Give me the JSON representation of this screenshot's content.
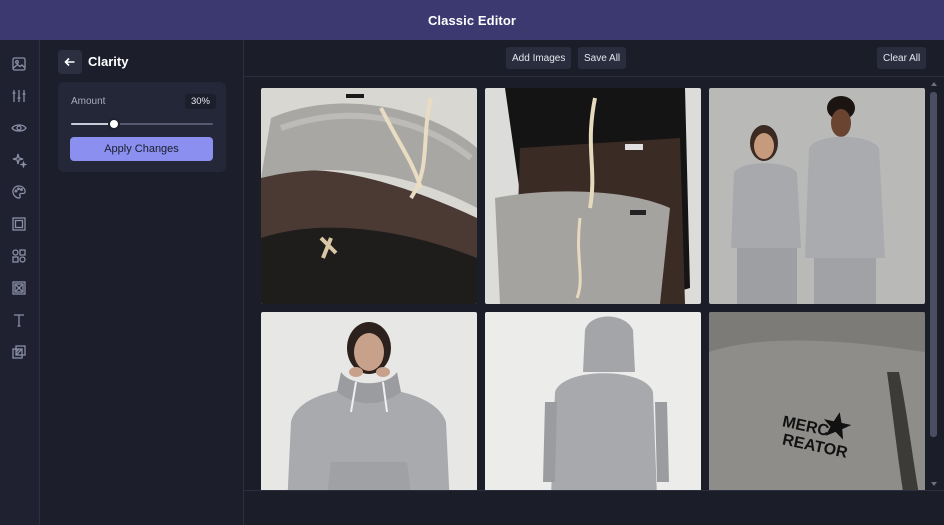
{
  "app": {
    "title": "Classic Editor"
  },
  "rail": {
    "tools": [
      "image-icon",
      "sliders-icon",
      "eye-icon",
      "sparkles-icon",
      "palette-icon",
      "frame-icon",
      "shapes-icon",
      "crop-frame-icon",
      "text-icon",
      "overlay-icon"
    ]
  },
  "panel": {
    "title": "Clarity",
    "amount_label": "Amount",
    "amount_value": "30%",
    "amount_fraction": 0.3,
    "apply_label": "Apply Changes"
  },
  "toolbar": {
    "add_images": "Add Images",
    "save_all": "Save All",
    "clear_all": "Clear All"
  },
  "gallery": {
    "images": [
      "grey and brown sweatpants pile",
      "black brown grey sweatpants stack",
      "two models in grey hoodies",
      "model pulling hoodie drawstrings",
      "model back view grey hoodie",
      "grey fabric logo close-up"
    ],
    "logo_text": "MERCH CREATOR"
  },
  "colors": {
    "topbar": "#3b3970",
    "accent": "#8a8ff0",
    "background": "#1b1d29"
  }
}
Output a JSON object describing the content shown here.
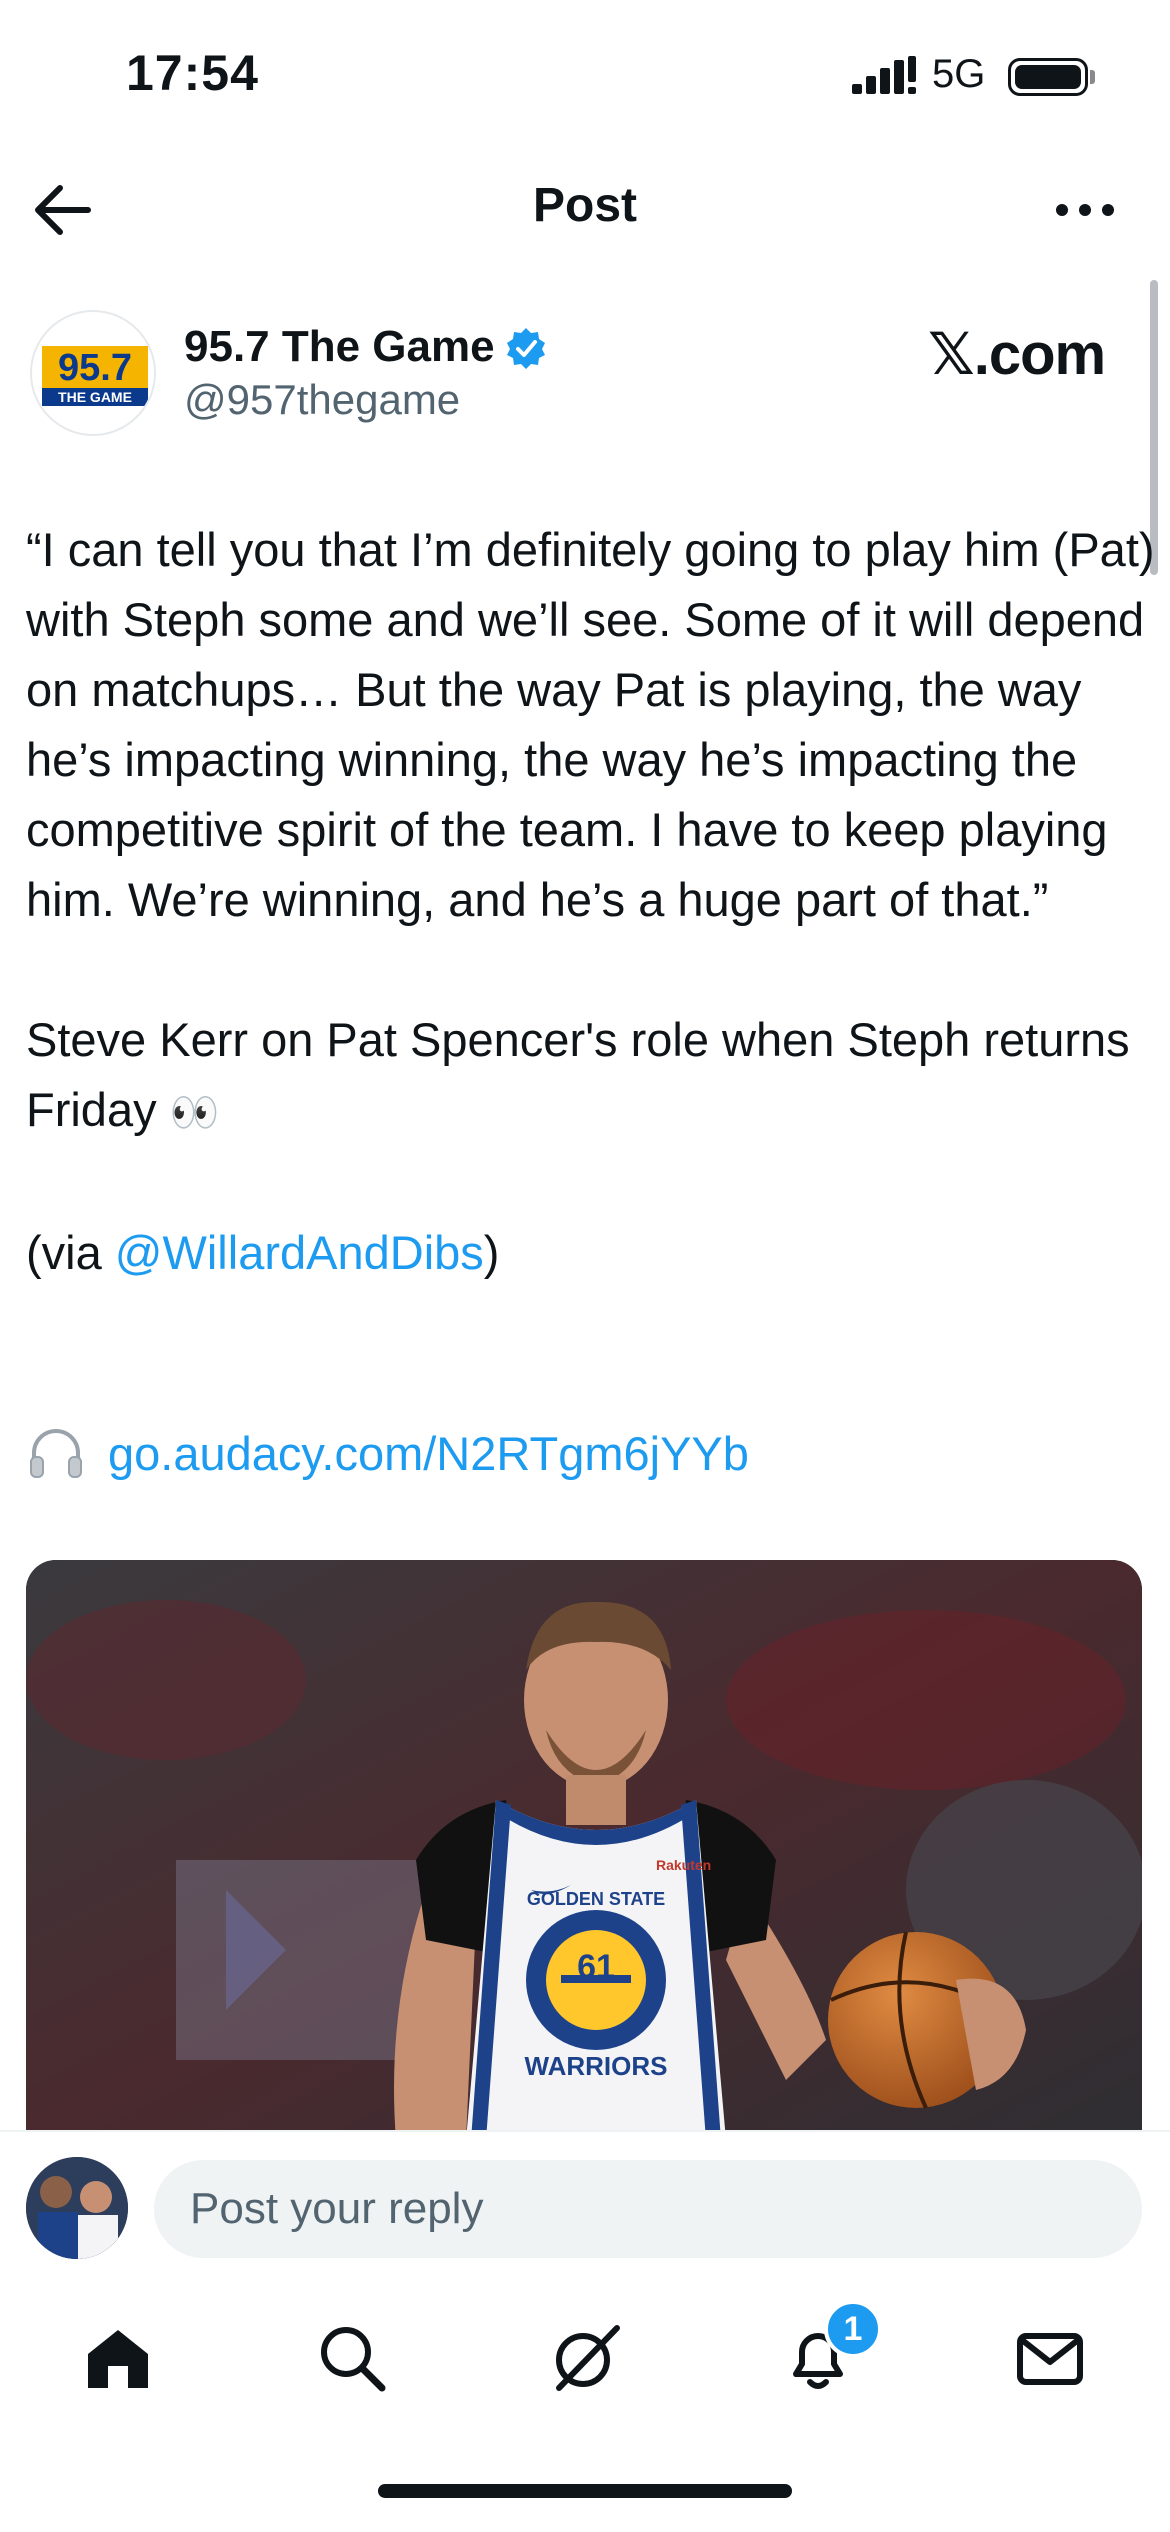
{
  "status_bar": {
    "time": "17:54",
    "network": "5G"
  },
  "nav": {
    "title": "Post"
  },
  "author": {
    "logo_number": "95.7",
    "logo_text": "THE GAME",
    "display_name": "95.7 The Game",
    "handle": "@957thegame",
    "source": "𝕏.com"
  },
  "post": {
    "quote": "“I can tell you that I’m definitely going to play him (Pat) with Steph some and we’ll see. Some of it will depend on matchups… But the way Pat is playing, the way he’s impacting winning, the way he’s impacting the competitive spirit of the team. I have to keep playing him. We’re winning, and he’s a huge part of that.”",
    "context": "Steve Kerr on Pat Spencer's role when Steph returns Friday",
    "emoji": "👀",
    "via_prefix": "(via ",
    "via_mention": "@WillardAndDibs",
    "via_suffix": ")",
    "audio_link": "go.audacy.com/N2RTgm6jYYb"
  },
  "media": {
    "jersey_brand": "Rakuten",
    "jersey_team_top": "GOLDEN STATE",
    "jersey_number": "61",
    "jersey_team_bottom": "WARRIORS"
  },
  "reply": {
    "placeholder": "Post your reply"
  },
  "tabbar": {
    "notifications_badge": "1"
  },
  "colors": {
    "accent": "#1d9bf0",
    "text": "#0f1419",
    "muted": "#536471"
  }
}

■ ■ ■

> INSTRUCTIONS FOR THE TASK: Output every entry exactly as given; pictures are not part of the copy.

> ANSWER TO THE TASK:
Give me the JSON representation of this screenshot's content.
{
  "app": {
    "title": "Classic Editor"
  },
  "rail": {
    "tools": [
      "image-icon",
      "sliders-icon",
      "eye-icon",
      "sparkles-icon",
      "palette-icon",
      "frame-icon",
      "shapes-icon",
      "crop-frame-icon",
      "text-icon",
      "overlay-icon"
    ]
  },
  "panel": {
    "title": "Clarity",
    "amount_label": "Amount",
    "amount_value": "30%",
    "amount_fraction": 0.3,
    "apply_label": "Apply Changes"
  },
  "toolbar": {
    "add_images": "Add Images",
    "save_all": "Save All",
    "clear_all": "Clear All"
  },
  "gallery": {
    "images": [
      "grey and brown sweatpants pile",
      "black brown grey sweatpants stack",
      "two models in grey hoodies",
      "model pulling hoodie drawstrings",
      "model back view grey hoodie",
      "grey fabric logo close-up"
    ],
    "logo_text": "MERCH CREATOR"
  },
  "colors": {
    "topbar": "#3b3970",
    "accent": "#8a8ff0",
    "background": "#1b1d29"
  }
}
Output a JSON object describing the content shown here.
{
  "status_bar": {
    "time": "17:54",
    "network": "5G"
  },
  "nav": {
    "title": "Post"
  },
  "author": {
    "logo_number": "95.7",
    "logo_text": "THE GAME",
    "display_name": "95.7 The Game",
    "handle": "@957thegame",
    "source": "𝕏.com"
  },
  "post": {
    "quote": "“I can tell you that I’m definitely going to play him (Pat) with Steph some and we’ll see. Some of it will depend on matchups… But the way Pat is playing, the way he’s impacting winning, the way he’s impacting the competitive spirit of the team. I have to keep playing him. We’re winning, and he’s a huge part of that.”",
    "context": "Steve Kerr on Pat Spencer's role when Steph returns Friday",
    "emoji": "👀",
    "via_prefix": "(via ",
    "via_mention": "@WillardAndDibs",
    "via_suffix": ")",
    "audio_link": "go.audacy.com/N2RTgm6jYYb"
  },
  "media": {
    "jersey_brand": "Rakuten",
    "jersey_team_top": "GOLDEN STATE",
    "jersey_number": "61",
    "jersey_team_bottom": "WARRIORS"
  },
  "reply": {
    "placeholder": "Post your reply"
  },
  "tabbar": {
    "notifications_badge": "1"
  },
  "colors": {
    "accent": "#1d9bf0",
    "text": "#0f1419",
    "muted": "#536471"
  }
}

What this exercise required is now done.